Supplied information.
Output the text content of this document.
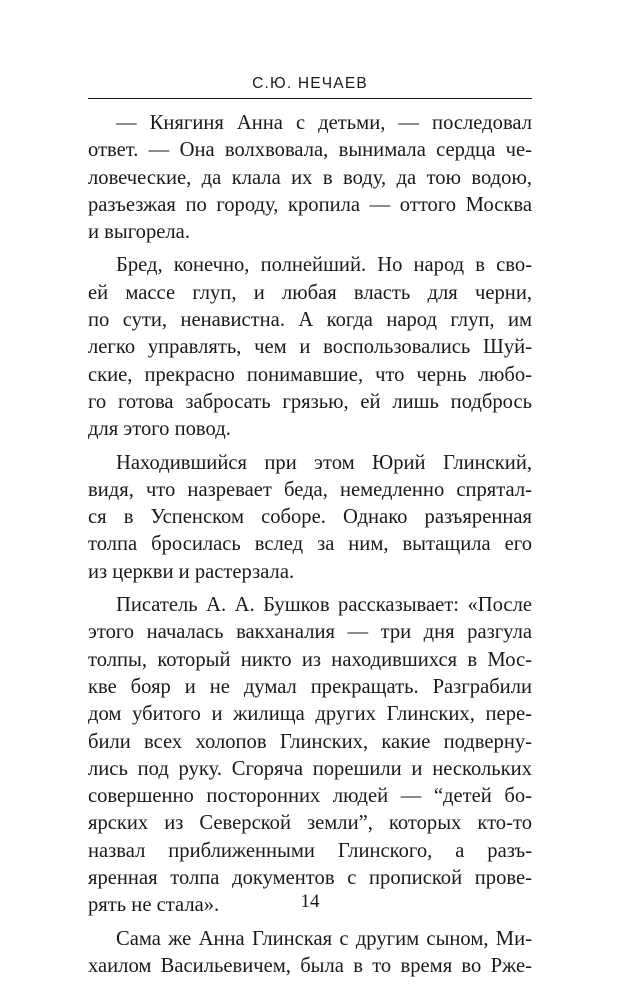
С.Ю. НЕЧАЕВ
— Княгиня Анна с детьми, — последовал
ответ. — Она волхвовала, вынимала сердца че-
ловеческие, да клала их в воду, да тою водою,
разъезжая по городу, кропила — оттого Москва
и выгорела.
Бред, конечно, полнейший. Но народ в сво-
ей массе глуп, и любая власть для черни,
по сути, ненавистна. А когда народ глуп, им
легко управлять, чем и воспользовались Шуй-
ские, прекрасно понимавшие, что чернь любо-
го готова забросать грязью, ей лишь подбрось
для этого повод.
Находившийся при этом Юрий Глинский,
видя, что назревает беда, немедленно спрятал-
ся в Успенском соборе. Однако разъяренная
толпа бросилась вслед за ним, вытащила его
из церкви и растерзала.
Писатель А. А. Бушков рассказывает: «После
этого началась вакханалия — три дня разгула
толпы, который никто из находившихся в Мос-
кве бояр и не думал прекращать. Разграбили
дом убитого и жилища других Глинских, пере-
били всех холопов Глинских, какие подверну-
лись под руку. Сгоряча порешили и нескольких
совершенно посторонних людей — “детей бо-
ярских из Северской земли”, которых кто-то
назвал приближенными Глинского, а разъ-
яренная толпа документов с пропиской прове-
рять не стала».
Сама же Анна Глинская с другим сыном, Ми-
хаилом Васильевичем, была в то время во Рже-
14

Goal of the exercise. Quote in full the listing given above; the images are to be left out.

The output.
Output the text content of this document.
С.Ю. НЕЧАЕВ
— Княгиня Анна с детьми, — последовал
ответ. — Она волхвовала, вынимала сердца че-
ловеческие, да клала их в воду, да тою водою,
разъезжая по городу, кропила — оттого Москва
и выгорела.
Бред, конечно, полнейший. Но народ в сво-
ей массе глуп, и любая власть для черни,
по сути, ненавистна. А когда народ глуп, им
легко управлять, чем и воспользовались Шуй-
ские, прекрасно понимавшие, что чернь любо-
го готова забросать грязью, ей лишь подбрось
для этого повод.
Находившийся при этом Юрий Глинский,
видя, что назревает беда, немедленно спрятал-
ся в Успенском соборе. Однако разъяренная
толпа бросилась вслед за ним, вытащила его
из церкви и растерзала.
Писатель А. А. Бушков рассказывает: «После
этого началась вакханалия — три дня разгула
толпы, который никто из находившихся в Мос-
кве бояр и не думал прекращать. Разграбили
дом убитого и жилища других Глинских, пере-
били всех холопов Глинских, какие подверну-
лись под руку. Сгоряча порешили и нескольких
совершенно посторонних людей — “детей бо-
ярских из Северской земли”, которых кто-то
назвал приближенными Глинского, а разъ-
яренная толпа документов с пропиской прове-
рять не стала».
Сама же Анна Глинская с другим сыном, Ми-
хаилом Васильевичем, была в то время во Рже-
14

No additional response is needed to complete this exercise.